What to work on
Whichever lines include the word "quarantine", copy them as they appear in the data.

· · · ·

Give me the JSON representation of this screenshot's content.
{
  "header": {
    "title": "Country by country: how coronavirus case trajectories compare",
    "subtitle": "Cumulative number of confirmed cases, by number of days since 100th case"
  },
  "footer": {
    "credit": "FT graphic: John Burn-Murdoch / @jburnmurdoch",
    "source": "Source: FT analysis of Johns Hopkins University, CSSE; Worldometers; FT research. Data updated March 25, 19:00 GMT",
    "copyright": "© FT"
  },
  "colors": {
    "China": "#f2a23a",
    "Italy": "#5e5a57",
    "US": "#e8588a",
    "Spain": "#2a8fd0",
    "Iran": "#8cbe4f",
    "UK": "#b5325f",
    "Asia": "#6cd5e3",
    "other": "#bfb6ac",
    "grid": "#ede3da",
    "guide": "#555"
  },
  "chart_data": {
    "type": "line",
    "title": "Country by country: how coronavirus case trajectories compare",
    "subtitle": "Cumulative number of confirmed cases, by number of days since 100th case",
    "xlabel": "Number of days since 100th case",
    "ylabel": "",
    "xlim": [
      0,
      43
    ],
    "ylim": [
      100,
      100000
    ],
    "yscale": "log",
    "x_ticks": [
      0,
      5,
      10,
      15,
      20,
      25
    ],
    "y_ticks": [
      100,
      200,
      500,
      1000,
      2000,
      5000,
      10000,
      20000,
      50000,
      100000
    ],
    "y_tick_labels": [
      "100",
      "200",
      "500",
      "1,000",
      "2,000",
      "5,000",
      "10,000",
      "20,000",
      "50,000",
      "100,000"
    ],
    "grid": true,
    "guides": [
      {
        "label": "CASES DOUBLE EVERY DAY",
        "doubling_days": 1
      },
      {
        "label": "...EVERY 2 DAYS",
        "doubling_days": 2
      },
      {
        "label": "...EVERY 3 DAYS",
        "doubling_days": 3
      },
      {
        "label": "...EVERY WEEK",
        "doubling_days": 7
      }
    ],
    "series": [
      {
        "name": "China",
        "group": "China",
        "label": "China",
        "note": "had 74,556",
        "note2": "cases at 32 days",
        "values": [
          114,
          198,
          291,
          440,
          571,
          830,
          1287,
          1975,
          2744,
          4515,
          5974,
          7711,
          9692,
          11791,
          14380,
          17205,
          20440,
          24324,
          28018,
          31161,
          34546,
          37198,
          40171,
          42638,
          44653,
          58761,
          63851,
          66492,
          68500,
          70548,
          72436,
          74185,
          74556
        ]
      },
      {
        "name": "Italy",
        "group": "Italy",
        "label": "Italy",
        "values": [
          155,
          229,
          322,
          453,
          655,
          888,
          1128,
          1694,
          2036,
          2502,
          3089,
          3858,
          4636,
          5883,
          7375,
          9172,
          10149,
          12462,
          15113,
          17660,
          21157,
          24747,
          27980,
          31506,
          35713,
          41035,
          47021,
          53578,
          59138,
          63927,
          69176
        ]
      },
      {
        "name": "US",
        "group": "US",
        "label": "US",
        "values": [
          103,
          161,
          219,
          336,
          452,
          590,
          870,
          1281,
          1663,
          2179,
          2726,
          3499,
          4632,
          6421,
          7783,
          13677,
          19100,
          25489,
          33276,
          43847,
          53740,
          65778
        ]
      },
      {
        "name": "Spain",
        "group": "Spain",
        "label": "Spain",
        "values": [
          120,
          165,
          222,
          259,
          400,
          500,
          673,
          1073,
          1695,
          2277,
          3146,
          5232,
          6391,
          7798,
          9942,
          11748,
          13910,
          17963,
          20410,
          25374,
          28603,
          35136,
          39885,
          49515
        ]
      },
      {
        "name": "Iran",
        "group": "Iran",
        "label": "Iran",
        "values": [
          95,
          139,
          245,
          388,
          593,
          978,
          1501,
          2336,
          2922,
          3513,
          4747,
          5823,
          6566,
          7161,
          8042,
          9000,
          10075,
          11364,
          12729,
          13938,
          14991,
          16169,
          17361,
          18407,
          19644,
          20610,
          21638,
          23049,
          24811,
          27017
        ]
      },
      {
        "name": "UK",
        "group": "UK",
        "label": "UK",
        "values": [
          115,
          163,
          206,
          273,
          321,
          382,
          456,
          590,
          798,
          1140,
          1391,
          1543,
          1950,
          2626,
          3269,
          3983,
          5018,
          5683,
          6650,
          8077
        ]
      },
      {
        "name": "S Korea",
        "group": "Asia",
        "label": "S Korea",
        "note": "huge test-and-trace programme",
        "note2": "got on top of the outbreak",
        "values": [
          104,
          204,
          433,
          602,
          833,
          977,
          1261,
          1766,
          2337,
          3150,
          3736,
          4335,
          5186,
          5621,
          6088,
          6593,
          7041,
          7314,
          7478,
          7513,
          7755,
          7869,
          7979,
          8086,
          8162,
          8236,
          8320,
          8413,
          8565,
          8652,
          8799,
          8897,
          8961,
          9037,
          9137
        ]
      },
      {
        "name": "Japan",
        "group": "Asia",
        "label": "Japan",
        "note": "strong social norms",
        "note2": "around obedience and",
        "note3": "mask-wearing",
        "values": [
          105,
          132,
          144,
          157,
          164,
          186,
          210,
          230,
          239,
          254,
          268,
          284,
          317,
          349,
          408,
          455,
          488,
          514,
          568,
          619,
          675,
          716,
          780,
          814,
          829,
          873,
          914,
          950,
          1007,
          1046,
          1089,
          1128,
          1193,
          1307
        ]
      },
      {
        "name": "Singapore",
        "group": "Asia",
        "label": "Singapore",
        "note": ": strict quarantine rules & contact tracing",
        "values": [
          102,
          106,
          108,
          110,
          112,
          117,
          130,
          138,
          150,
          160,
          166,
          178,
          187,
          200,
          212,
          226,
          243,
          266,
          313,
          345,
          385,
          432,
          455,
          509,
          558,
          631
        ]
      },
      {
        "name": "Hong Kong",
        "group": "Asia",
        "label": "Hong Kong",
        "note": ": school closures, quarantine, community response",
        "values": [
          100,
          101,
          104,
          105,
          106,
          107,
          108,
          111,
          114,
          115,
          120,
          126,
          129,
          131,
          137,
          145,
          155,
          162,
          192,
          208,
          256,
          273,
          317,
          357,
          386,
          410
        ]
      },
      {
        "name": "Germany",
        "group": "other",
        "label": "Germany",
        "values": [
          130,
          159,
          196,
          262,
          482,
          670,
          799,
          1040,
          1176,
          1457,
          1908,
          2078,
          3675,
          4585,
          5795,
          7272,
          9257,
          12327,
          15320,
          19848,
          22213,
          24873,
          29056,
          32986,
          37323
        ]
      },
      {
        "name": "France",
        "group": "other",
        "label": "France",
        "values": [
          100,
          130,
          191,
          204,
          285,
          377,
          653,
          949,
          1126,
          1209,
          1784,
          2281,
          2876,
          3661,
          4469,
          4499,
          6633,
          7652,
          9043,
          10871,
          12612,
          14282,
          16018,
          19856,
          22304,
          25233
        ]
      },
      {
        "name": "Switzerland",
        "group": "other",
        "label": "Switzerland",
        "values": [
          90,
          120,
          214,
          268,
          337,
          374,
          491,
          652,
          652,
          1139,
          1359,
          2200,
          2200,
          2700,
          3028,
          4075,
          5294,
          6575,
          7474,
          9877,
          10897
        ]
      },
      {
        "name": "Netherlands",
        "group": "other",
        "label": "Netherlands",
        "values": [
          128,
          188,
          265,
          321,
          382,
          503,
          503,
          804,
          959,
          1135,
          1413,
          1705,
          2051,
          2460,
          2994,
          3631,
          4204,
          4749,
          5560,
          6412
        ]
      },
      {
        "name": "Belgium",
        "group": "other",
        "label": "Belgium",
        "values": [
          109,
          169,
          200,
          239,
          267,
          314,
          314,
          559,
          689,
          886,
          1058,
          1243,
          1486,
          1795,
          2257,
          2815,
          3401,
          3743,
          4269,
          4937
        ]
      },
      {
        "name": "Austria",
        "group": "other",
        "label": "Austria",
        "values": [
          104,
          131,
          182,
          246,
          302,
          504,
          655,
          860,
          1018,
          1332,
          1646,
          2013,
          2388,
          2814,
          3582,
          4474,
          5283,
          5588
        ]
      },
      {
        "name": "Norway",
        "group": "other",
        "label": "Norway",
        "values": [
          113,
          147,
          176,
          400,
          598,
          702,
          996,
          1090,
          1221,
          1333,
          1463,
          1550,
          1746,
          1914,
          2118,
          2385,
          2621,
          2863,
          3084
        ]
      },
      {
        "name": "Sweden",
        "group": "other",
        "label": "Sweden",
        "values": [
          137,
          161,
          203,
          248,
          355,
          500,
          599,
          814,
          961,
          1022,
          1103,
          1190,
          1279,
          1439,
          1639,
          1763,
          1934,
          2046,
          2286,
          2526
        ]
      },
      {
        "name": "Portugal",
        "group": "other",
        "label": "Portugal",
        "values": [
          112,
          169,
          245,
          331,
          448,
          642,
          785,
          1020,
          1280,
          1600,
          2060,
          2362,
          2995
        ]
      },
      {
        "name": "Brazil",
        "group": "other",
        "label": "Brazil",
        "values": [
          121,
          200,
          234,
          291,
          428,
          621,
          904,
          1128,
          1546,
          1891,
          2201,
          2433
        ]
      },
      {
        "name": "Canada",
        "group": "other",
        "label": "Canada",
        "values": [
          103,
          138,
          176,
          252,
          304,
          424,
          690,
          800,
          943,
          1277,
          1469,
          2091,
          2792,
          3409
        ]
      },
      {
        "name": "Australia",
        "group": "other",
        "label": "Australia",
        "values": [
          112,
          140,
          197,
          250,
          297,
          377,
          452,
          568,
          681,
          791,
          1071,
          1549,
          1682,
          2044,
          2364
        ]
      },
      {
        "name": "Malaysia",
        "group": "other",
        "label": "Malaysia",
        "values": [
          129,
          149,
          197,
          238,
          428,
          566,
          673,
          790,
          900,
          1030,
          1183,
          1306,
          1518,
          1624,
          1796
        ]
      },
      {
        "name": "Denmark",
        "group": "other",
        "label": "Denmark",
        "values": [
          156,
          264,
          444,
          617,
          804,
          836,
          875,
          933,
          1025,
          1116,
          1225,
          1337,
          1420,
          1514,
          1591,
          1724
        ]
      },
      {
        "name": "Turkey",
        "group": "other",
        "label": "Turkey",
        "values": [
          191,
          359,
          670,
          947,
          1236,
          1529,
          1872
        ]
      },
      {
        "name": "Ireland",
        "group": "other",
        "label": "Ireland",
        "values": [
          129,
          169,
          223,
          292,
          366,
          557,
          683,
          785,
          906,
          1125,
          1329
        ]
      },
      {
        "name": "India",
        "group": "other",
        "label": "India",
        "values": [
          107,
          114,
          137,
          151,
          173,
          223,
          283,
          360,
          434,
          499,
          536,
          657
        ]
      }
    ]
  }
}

· · · ·

Exercise result
        "note": ": strict quarantine rules & contact tracing",
        "note": ": school closures, quarantine, community response",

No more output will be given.